Est-ce l’islam ou la loi qui justifient ces faits? “Dans le Coran, il n’y a pas de verset qui prévoit une sanction par rapport à l’apostasie puisqu’il y a un verset qu’on retient systématiquement et qui dit: ‘il n’y a pas de contrainte dans la religion’, souligne au HuffPost Maroc Mohammed El Mahdi Krabch, imam et juriste installé dans le sud-est de la France. “Le Coran l’emporte sur le hadith qui traite l’apostasie et ce dernier concerne un cas particulier: les espions à l’époque du prophète qui prennent la conversion comme stratégie d’infiltration au sein des musulmans. C’était au VIème siècle”, rappelle-t-il.

Pour l’imam, on ne peut pas contraindre quelqu’un d’embrasser la religion puisque c’est à la personne de s’engager librement et sans contrainte. “Il faut définir les gens en fonction de leur citoyenneté et non selon la religion. Cela est la caractéristique d’une société plurielle et tolérante”, estime-t-il. “La conviction intime de la personne est une démarche personnelle qui doit être sincère avec le seigneur d’où l’importance de la liberté de conscience. La contrainte crée forcément l’hypocrisie”. Cette liberté de conscience est garantie dans la Constitution marocaine. Dans les faits, un Marocain, musulman par défaut, qui se convertit à une autre religion ne devrait alors pas rencontrer de problème pour exercer sa religion librement.

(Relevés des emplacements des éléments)
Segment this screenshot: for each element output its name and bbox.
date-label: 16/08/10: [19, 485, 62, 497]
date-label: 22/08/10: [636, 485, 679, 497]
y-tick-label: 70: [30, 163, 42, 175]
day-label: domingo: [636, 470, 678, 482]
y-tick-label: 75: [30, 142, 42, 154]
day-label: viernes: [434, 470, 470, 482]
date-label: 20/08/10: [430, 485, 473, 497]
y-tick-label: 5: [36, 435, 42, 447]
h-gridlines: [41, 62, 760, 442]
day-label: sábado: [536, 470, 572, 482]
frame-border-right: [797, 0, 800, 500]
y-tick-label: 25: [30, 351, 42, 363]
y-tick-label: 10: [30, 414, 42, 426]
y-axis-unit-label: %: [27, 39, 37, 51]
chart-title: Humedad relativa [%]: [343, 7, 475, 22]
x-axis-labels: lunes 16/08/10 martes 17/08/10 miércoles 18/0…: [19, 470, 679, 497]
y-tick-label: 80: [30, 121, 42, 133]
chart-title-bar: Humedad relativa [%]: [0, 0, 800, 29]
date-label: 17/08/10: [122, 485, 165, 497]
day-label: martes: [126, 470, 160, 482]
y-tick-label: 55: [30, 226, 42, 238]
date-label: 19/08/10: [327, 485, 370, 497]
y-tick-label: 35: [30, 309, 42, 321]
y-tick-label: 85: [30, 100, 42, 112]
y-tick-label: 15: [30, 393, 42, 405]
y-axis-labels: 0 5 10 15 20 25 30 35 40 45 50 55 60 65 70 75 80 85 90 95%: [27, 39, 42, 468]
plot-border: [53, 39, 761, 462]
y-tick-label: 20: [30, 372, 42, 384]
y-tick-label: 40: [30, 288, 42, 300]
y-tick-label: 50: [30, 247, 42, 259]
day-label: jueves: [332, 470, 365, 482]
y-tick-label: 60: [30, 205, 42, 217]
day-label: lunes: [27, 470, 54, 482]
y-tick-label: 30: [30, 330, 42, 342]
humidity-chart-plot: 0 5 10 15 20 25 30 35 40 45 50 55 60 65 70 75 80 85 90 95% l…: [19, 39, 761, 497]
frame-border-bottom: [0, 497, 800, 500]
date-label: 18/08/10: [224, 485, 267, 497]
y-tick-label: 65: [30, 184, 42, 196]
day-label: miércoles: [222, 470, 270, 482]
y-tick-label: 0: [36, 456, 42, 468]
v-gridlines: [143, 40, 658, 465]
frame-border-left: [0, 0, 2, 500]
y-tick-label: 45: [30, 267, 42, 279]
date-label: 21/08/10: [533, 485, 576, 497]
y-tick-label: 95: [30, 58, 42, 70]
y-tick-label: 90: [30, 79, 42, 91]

Consignes de travail -
(1) Dressez la liste des textes de référence, religieux ou juridiques, que cite l'extrait sur l'apostasie.
(2) D'après l'extrait sur l'apostasie, à quel siècle l'imam situe-t-il le cas des espions dont parle le hadith ?
(3) Poursuivez l'extrait sur l'apostasie à partir de sa dernière phrase.

Réponses par consigne -
(1) le Coran ; le hadith qui traite l'apostasie ; la Constitution marocaine

(2) Au VIème siècle.

(3)
Au niveau législatif, l’apostasie n’est pas un choix condamnable dans la loi marocaine. En 2015, l’ancien ministre de la Justice Mustapha Ramid rappelait qu’“aucun texte de loi ne condamne l’apostasie dans la mesure où le Maroc applique le principe de celui qui veut être pieux le soit et que celui qui ne le veut pas le soit”, rapportait TelQuel. Mustapha Ramid rappelait que seul le prosélytisme est puni par la loi. L’article 220 du Code pénal punit en effet d’une peine d’emprisonnement pouvant aller jusqu’à trois ans de prison “quiconque emploie des moyens de séduction dans le but d’ébranler la foi d’un musulman ou de le convertir à une autre religion, soit en exploitant sa faiblesse ou ses besoins, soit en utilisant à ces fins des établissements d’enseignement, de santé, des asiles ou des orphelinats”.

Pourtant, en avril 2018, un chrétien marocain se faisait interpeller à Rabat après une fouille suite à laquelle les autorités avaient découvert et confisqué des ‘livres’ qu’il avait en sa possession: un Évangile et quatre ouvrages religieux. Il avait été relâché 24 heures après son arrestation, n’ayant pas commis d’actes répréhensibles par la loi. Mais pour son avocat, c’était bien “un mobile religieux” qui avait justifié cette arrestation.

La visite du pape pour aborder la question?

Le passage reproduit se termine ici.